(Direction):
Of the lines in the listing, how many include the string "определенной"? Write the number and nothing else.

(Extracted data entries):
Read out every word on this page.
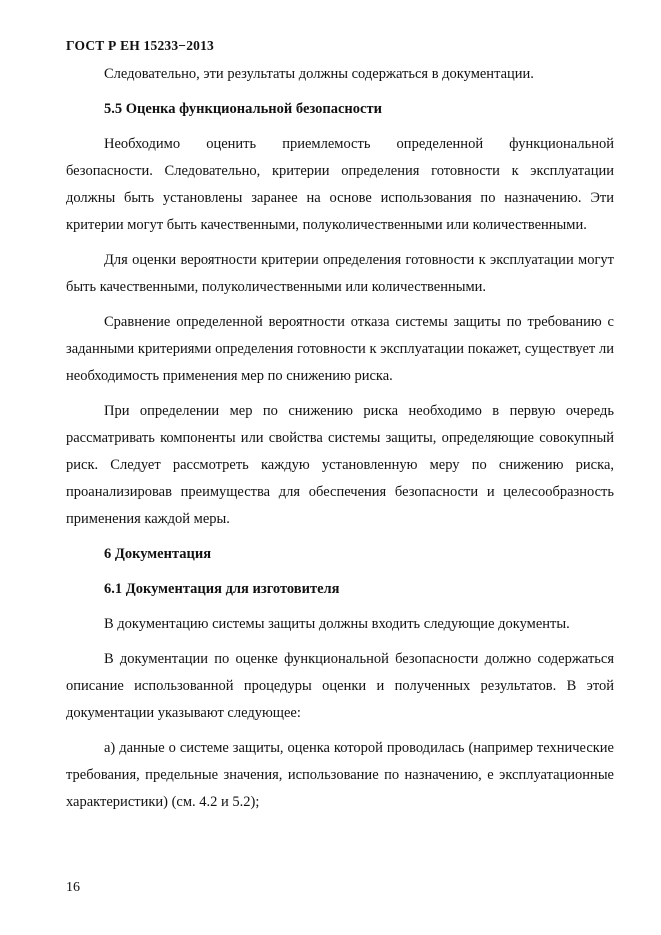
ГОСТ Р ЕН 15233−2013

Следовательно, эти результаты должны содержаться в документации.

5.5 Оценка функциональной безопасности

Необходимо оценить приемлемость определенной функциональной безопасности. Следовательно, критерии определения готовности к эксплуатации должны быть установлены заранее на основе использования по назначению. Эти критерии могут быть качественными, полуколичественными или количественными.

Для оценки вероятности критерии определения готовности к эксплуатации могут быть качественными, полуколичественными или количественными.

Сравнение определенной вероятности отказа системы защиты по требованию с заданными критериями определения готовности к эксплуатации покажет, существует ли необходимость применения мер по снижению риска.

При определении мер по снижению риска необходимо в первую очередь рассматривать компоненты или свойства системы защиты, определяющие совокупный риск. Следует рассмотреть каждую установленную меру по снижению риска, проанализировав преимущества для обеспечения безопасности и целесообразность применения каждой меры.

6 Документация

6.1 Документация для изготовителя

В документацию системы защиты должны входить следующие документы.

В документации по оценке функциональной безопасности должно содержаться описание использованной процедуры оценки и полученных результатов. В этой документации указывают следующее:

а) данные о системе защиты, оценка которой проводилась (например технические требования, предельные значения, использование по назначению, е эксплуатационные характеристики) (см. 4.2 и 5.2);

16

(Correct result):
2